— Task objective —
Locate all lines in the data below that hold "this" and show them.

____

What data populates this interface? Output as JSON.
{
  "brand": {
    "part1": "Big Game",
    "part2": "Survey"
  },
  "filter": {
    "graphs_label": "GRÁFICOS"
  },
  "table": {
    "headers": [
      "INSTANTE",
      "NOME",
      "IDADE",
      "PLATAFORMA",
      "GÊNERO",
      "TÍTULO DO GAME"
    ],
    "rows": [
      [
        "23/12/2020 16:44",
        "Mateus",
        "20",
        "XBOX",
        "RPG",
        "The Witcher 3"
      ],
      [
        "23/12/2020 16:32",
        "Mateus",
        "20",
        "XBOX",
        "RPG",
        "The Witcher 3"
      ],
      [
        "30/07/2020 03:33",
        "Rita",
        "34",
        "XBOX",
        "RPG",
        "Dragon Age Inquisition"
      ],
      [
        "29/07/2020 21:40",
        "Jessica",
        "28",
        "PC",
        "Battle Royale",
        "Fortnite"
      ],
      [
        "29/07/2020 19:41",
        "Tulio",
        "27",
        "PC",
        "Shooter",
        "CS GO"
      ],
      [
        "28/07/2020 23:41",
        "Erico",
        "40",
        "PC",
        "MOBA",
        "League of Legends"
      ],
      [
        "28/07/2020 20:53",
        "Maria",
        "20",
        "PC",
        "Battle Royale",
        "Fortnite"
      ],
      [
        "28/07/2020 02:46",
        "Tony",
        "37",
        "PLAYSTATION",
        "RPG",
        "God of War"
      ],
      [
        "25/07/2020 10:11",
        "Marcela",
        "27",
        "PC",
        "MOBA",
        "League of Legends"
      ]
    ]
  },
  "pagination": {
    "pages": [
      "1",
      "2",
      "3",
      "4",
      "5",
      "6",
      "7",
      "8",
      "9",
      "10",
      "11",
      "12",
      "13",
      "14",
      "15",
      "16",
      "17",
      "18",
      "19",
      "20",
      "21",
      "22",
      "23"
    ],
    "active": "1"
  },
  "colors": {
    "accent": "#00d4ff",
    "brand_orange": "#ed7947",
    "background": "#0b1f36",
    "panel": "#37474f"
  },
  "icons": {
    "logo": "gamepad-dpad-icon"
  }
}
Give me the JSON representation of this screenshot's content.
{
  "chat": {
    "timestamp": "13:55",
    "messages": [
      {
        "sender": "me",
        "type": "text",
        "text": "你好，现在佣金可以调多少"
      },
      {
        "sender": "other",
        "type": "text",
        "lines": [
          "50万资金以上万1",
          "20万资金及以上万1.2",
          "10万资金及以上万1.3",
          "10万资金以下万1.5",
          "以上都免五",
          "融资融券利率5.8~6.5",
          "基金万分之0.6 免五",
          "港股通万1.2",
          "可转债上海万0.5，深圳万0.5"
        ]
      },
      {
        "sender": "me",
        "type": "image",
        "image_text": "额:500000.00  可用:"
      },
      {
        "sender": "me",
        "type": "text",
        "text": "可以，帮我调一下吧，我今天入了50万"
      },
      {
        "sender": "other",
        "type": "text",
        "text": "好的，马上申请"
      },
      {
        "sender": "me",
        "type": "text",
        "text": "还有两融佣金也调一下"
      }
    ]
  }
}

____

— Correct output —
What data populates this interface? Output as JSON.
Give me the JSON representation of this screenshot's content.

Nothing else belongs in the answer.